**What the exercise asks**
Using the records below, locate all lines containing "sporangio" and return them.

**Extracted records**
- - - - -

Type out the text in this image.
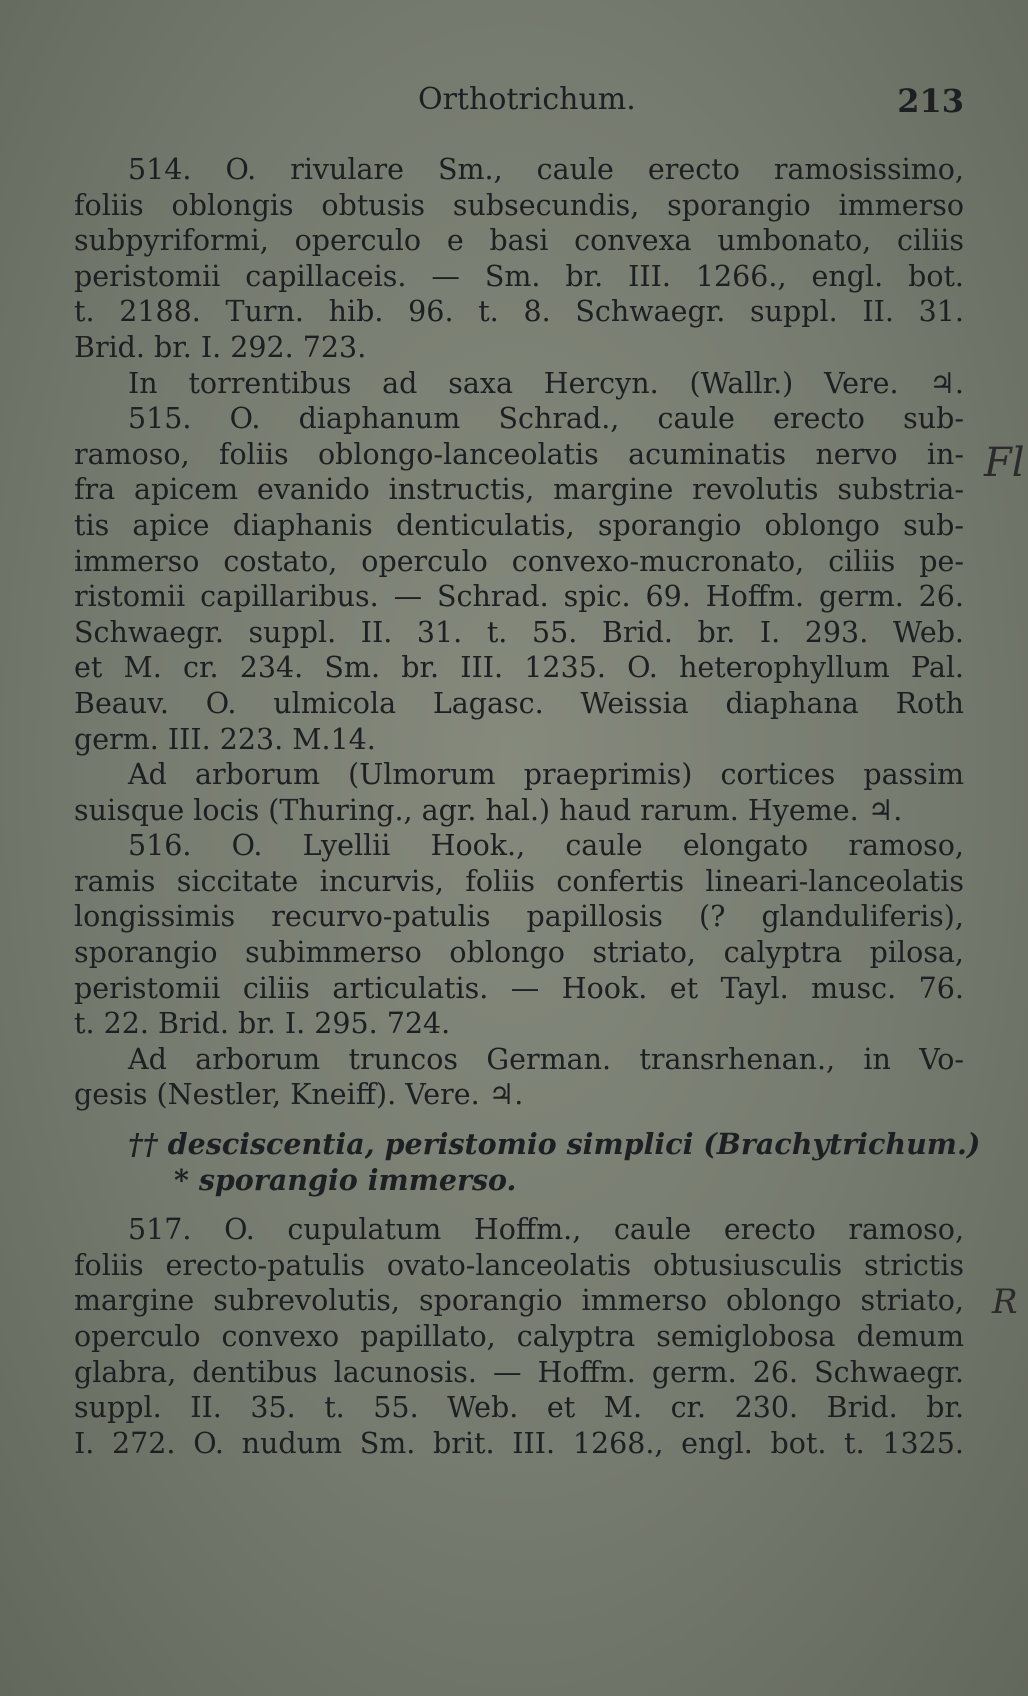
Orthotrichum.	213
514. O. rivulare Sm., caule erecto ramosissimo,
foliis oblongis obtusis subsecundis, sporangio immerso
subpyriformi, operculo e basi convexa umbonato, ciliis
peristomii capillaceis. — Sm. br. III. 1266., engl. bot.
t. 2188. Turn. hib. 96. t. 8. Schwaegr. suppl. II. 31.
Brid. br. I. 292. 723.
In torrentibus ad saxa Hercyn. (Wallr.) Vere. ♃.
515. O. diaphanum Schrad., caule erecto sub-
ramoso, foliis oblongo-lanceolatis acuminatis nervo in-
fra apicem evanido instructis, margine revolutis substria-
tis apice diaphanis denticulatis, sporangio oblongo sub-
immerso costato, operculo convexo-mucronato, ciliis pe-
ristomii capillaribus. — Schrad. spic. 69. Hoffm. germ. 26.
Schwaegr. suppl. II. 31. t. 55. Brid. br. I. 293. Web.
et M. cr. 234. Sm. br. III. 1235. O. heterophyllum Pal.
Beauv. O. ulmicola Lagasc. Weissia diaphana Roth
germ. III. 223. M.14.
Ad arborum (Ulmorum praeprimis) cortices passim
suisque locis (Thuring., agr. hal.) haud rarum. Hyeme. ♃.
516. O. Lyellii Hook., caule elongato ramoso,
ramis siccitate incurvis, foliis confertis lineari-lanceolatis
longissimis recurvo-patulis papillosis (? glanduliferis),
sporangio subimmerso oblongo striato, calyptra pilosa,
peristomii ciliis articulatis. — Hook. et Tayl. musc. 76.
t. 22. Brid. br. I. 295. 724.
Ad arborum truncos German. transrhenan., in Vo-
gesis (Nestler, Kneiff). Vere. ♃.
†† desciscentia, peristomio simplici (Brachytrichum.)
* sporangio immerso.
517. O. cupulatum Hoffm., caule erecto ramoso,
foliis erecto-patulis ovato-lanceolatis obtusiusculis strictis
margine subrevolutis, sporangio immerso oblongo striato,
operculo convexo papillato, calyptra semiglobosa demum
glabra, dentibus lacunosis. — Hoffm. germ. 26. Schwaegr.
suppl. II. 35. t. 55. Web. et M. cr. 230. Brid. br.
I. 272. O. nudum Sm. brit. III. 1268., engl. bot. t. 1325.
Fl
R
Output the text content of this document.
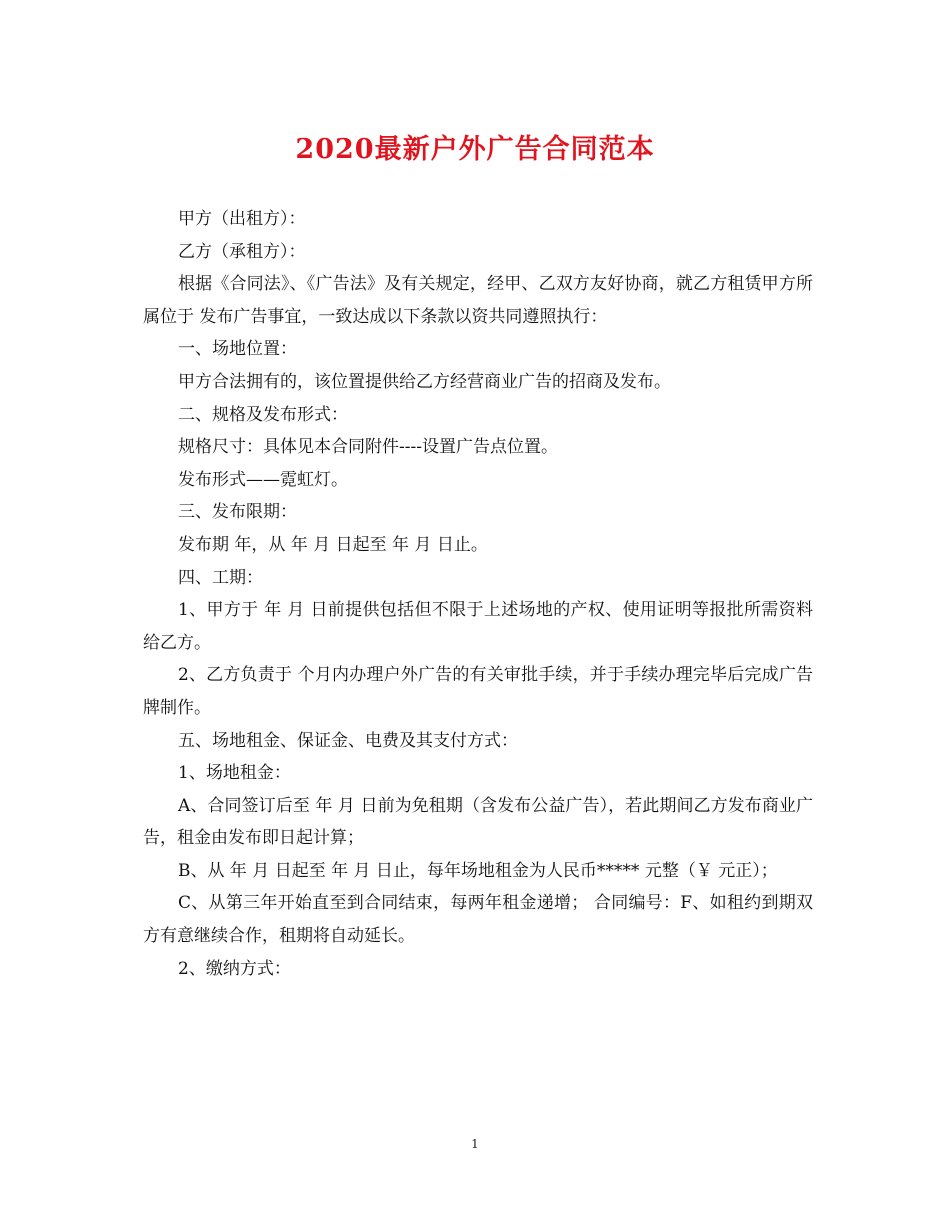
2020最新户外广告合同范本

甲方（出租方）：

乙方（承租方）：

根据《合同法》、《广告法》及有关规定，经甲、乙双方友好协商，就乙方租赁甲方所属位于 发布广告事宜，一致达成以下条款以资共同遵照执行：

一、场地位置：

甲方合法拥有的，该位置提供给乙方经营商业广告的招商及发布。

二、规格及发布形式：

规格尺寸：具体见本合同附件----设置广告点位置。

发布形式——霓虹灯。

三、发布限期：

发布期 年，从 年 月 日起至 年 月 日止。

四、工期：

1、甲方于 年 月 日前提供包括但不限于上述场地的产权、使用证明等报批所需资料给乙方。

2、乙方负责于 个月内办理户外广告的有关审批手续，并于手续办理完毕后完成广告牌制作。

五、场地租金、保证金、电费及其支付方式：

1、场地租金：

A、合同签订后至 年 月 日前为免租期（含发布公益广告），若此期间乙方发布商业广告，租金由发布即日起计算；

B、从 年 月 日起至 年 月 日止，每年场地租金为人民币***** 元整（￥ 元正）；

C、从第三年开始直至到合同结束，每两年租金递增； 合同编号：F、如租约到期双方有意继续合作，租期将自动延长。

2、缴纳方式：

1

- - - - -

**Task result**
foliis oblongis obtusis subsecundis, sporangio immerso
tis apice diaphanis denticulatis, sporangio oblongo sub-
sporangio subimmerso oblongo striato, calyptra pilosa,
* sporangio immerso.
margine subrevolutis, sporangio immerso oblongo striato,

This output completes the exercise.